▶ _Information supplied_:
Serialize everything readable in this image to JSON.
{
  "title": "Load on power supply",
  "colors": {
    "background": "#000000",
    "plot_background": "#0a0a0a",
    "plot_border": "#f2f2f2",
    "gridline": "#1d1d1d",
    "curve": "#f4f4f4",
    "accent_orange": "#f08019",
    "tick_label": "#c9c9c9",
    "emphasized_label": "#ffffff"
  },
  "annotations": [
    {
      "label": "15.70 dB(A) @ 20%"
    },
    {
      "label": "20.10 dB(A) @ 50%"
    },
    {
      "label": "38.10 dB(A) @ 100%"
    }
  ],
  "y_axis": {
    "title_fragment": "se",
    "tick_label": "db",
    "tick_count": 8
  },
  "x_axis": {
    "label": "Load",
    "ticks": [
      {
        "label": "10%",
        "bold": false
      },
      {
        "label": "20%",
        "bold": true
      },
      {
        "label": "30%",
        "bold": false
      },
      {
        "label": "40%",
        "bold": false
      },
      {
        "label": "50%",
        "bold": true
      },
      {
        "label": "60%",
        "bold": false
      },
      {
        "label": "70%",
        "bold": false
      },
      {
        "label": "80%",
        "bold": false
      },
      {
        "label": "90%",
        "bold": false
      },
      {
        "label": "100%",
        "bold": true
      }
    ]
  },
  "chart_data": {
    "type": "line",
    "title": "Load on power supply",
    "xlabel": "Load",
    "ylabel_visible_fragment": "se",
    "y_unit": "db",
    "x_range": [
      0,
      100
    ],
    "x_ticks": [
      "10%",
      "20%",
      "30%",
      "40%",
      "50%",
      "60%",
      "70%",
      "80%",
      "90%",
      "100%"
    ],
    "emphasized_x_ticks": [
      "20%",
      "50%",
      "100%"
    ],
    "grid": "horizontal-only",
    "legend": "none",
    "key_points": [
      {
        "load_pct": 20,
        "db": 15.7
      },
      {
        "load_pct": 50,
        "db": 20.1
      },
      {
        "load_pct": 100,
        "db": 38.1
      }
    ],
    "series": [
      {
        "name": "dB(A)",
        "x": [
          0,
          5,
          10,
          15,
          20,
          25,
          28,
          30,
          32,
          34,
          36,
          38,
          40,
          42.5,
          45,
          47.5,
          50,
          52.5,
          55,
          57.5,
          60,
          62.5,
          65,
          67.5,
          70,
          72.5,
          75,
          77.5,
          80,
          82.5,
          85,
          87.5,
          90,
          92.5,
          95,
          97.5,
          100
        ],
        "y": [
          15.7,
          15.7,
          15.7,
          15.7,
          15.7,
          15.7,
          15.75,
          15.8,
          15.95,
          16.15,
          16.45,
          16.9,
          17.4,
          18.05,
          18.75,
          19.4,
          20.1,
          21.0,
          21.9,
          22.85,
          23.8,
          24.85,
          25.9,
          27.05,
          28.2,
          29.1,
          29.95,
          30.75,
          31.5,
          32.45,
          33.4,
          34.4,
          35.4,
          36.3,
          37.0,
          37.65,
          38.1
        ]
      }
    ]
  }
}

▶ _What to do_: Reproduce each entry from the records above, character for character.

▶ _Solution for this problem_:
Serialize everything readable in this image to JSON.
{
  "title": "Load on power supply",
  "colors": {
    "background": "#000000",
    "plot_background": "#0a0a0a",
    "plot_border": "#f2f2f2",
    "gridline": "#1d1d1d",
    "curve": "#f4f4f4",
    "accent_orange": "#f08019",
    "tick_label": "#c9c9c9",
    "emphasized_label": "#ffffff"
  },
  "annotations": [
    {
      "label": "15.70 dB(A) @ 20%"
    },
    {
      "label": "20.10 dB(A) @ 50%"
    },
    {
      "label": "38.10 dB(A) @ 100%"
    }
  ],
  "y_axis": {
    "title_fragment": "se",
    "tick_label": "db",
    "tick_count": 8
  },
  "x_axis": {
    "label": "Load",
    "ticks": [
      {
        "label": "10%",
        "bold": false
      },
      {
        "label": "20%",
        "bold": true
      },
      {
        "label": "30%",
        "bold": false
      },
      {
        "label": "40%",
        "bold": false
      },
      {
        "label": "50%",
        "bold": true
      },
      {
        "label": "60%",
        "bold": false
      },
      {
        "label": "70%",
        "bold": false
      },
      {
        "label": "80%",
        "bold": false
      },
      {
        "label": "90%",
        "bold": false
      },
      {
        "label": "100%",
        "bold": true
      }
    ]
  },
  "chart_data": {
    "type": "line",
    "title": "Load on power supply",
    "xlabel": "Load",
    "ylabel_visible_fragment": "se",
    "y_unit": "db",
    "x_range": [
      0,
      100
    ],
    "x_ticks": [
      "10%",
      "20%",
      "30%",
      "40%",
      "50%",
      "60%",
      "70%",
      "80%",
      "90%",
      "100%"
    ],
    "emphasized_x_ticks": [
      "20%",
      "50%",
      "100%"
    ],
    "grid": "horizontal-only",
    "legend": "none",
    "key_points": [
      {
        "load_pct": 20,
        "db": 15.7
      },
      {
        "load_pct": 50,
        "db": 20.1
      },
      {
        "load_pct": 100,
        "db": 38.1
      }
    ],
    "series": [
      {
        "name": "dB(A)",
        "x": [
          0,
          5,
          10,
          15,
          20,
          25,
          28,
          30,
          32,
          34,
          36,
          38,
          40,
          42.5,
          45,
          47.5,
          50,
          52.5,
          55,
          57.5,
          60,
          62.5,
          65,
          67.5,
          70,
          72.5,
          75,
          77.5,
          80,
          82.5,
          85,
          87.5,
          90,
          92.5,
          95,
          97.5,
          100
        ],
        "y": [
          15.7,
          15.7,
          15.7,
          15.7,
          15.7,
          15.7,
          15.75,
          15.8,
          15.95,
          16.15,
          16.45,
          16.9,
          17.4,
          18.05,
          18.75,
          19.4,
          20.1,
          21.0,
          21.9,
          22.85,
          23.8,
          24.85,
          25.9,
          27.05,
          28.2,
          29.1,
          29.95,
          30.75,
          31.5,
          32.45,
          33.4,
          34.4,
          35.4,
          36.3,
          37.0,
          37.65,
          38.1
        ]
      }
    ]
  }
}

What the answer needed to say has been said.